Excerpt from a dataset
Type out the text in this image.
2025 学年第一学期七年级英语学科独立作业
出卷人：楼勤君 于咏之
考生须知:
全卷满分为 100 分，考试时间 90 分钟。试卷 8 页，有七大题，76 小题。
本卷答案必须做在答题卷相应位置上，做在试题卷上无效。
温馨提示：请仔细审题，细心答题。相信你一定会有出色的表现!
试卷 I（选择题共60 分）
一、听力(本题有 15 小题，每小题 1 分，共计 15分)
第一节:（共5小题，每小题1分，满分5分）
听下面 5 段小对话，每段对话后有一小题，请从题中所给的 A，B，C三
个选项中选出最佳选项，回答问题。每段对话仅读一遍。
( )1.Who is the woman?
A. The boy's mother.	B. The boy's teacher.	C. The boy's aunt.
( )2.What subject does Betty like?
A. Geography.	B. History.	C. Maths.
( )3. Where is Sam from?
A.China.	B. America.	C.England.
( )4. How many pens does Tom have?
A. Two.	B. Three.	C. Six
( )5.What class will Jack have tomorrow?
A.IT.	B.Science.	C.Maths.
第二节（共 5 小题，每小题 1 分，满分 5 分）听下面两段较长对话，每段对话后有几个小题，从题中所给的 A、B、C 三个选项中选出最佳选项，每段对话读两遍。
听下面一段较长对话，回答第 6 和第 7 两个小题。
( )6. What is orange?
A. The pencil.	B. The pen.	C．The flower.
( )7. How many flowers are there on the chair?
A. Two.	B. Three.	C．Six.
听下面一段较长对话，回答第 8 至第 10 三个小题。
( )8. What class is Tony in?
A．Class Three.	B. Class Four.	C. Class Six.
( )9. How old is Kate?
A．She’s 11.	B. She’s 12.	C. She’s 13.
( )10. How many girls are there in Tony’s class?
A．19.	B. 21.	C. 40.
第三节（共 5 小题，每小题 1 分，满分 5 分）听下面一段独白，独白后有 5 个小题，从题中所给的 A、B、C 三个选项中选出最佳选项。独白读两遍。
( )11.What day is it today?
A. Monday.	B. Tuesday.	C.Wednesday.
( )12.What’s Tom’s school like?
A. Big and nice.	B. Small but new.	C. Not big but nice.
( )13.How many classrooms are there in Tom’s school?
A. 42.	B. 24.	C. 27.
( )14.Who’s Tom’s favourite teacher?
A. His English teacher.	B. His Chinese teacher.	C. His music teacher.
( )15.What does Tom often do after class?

> **EXERCISE DETAILS**
The records above must be repeated exactly, every one of them.

> **CORRECT ANSWER**
Type out the text in this image.
2025 学年第一学期七年级英语学科独立作业
出卷人：楼勤君 于咏之
考生须知:
全卷满分为 100 分，考试时间 90 分钟。试卷 8 页，有七大题，76 小题。
本卷答案必须做在答题卷相应位置上，做在试题卷上无效。
温馨提示：请仔细审题，细心答题。相信你一定会有出色的表现!
试卷 I（选择题共60 分）
一、听力(本题有 15 小题，每小题 1 分，共计 15分)
第一节:（共5小题，每小题1分，满分5分）
听下面 5 段小对话，每段对话后有一小题，请从题中所给的 A，B，C三
个选项中选出最佳选项，回答问题。每段对话仅读一遍。
( )1.Who is the woman?
A. The boy's mother.	B. The boy's teacher.	C. The boy's aunt.
( )2.What subject does Betty like?
A. Geography.	B. History.	C. Maths.
( )3. Where is Sam from?
A.China.	B. America.	C.England.
( )4. How many pens does Tom have?
A. Two.	B. Three.	C. Six
( )5.What class will Jack have tomorrow?
A.IT.	B.Science.	C.Maths.
第二节（共 5 小题，每小题 1 分，满分 5 分）听下面两段较长对话，每段对话后有几个小题，从题中所给的 A、B、C 三个选项中选出最佳选项，每段对话读两遍。
听下面一段较长对话，回答第 6 和第 7 两个小题。
( )6. What is orange?
A. The pencil.	B. The pen.	C．The flower.
( )7. How many flowers are there on the chair?
A. Two.	B. Three.	C．Six.
听下面一段较长对话，回答第 8 至第 10 三个小题。
( )8. What class is Tony in?
A．Class Three.	B. Class Four.	C. Class Six.
( )9. How old is Kate?
A．She’s 11.	B. She’s 12.	C. She’s 13.
( )10. How many girls are there in Tony’s class?
A．19.	B. 21.	C. 40.
第三节（共 5 小题，每小题 1 分，满分 5 分）听下面一段独白，独白后有 5 个小题，从题中所给的 A、B、C 三个选项中选出最佳选项。独白读两遍。
( )11.What day is it today?
A. Monday.	B. Tuesday.	C.Wednesday.
( )12.What’s Tom’s school like?
A. Big and nice.	B. Small but new.	C. Not big but nice.
( )13.How many classrooms are there in Tom’s school?
A. 42.	B. 24.	C. 27.
( )14.Who’s Tom’s favourite teacher?
A. His English teacher.	B. His Chinese teacher.	C. His music teacher.
( )15.What does Tom often do after class?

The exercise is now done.